[Source data]
* Begin *

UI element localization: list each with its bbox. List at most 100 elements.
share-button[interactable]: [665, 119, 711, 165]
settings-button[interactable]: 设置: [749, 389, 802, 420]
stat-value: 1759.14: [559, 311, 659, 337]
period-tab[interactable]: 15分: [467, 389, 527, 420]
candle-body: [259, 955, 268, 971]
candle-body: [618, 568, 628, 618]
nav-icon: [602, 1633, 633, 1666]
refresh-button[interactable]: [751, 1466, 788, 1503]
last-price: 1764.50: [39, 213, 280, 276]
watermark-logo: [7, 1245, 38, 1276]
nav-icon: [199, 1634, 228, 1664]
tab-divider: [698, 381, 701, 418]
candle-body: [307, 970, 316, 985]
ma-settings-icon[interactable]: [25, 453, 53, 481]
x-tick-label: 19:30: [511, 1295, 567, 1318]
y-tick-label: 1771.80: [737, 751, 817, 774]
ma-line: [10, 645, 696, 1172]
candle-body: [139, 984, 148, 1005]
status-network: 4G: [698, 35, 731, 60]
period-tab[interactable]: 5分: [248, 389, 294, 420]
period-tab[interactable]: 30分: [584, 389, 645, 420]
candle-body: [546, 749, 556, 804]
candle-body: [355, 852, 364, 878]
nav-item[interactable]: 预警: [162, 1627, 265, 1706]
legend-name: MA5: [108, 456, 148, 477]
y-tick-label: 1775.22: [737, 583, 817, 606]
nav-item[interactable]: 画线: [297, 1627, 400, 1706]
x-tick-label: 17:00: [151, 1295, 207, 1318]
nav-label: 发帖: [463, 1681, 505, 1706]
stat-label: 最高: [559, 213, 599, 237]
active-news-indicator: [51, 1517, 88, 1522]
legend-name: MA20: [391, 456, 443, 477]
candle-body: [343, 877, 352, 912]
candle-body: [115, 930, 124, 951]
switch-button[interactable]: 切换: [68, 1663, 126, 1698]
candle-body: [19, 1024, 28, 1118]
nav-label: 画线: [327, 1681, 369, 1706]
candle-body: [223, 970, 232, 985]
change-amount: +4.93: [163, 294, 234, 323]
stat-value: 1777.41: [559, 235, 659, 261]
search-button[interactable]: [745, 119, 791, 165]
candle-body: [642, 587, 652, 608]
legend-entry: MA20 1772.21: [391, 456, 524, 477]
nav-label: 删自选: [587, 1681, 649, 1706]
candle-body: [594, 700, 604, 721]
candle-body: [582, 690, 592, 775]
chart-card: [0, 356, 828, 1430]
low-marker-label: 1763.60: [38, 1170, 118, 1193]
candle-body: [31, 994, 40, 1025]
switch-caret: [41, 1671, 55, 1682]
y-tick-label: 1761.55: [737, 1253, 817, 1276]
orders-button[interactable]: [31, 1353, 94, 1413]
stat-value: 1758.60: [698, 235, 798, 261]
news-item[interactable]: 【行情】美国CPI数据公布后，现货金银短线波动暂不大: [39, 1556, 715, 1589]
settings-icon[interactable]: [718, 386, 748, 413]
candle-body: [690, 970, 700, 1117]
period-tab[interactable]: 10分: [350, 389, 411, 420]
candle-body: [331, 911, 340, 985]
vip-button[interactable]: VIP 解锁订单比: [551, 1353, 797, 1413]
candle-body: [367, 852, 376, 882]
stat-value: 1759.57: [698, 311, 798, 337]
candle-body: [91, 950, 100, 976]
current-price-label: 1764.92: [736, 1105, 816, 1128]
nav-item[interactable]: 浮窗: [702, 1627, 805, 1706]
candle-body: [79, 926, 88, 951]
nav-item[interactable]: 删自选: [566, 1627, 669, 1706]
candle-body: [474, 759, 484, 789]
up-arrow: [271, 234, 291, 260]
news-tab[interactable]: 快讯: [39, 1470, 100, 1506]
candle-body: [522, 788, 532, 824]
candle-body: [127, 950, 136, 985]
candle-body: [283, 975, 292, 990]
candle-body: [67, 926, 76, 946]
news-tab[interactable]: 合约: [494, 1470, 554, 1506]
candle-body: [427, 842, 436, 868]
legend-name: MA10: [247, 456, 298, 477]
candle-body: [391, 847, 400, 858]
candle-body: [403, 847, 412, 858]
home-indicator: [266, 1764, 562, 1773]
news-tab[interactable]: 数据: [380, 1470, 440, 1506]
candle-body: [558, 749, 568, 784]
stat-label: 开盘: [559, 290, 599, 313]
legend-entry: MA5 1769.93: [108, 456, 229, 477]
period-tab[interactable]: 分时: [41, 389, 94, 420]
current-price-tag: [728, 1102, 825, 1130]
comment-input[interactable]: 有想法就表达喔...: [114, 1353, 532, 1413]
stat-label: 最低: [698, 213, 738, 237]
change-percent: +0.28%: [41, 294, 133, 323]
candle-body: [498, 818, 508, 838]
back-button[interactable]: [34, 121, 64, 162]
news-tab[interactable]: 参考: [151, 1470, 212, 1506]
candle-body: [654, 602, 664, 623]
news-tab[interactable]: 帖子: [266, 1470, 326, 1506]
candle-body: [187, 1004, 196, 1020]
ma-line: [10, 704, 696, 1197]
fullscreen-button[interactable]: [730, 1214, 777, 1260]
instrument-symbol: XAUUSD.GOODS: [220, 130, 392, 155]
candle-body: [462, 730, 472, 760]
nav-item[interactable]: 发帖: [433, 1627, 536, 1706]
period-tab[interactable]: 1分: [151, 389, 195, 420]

* End *

Extract every line of the listing above that contains the string "indicator".

active-news-indicator: [51, 1517, 88, 1522]
home-indicator: [266, 1764, 562, 1773]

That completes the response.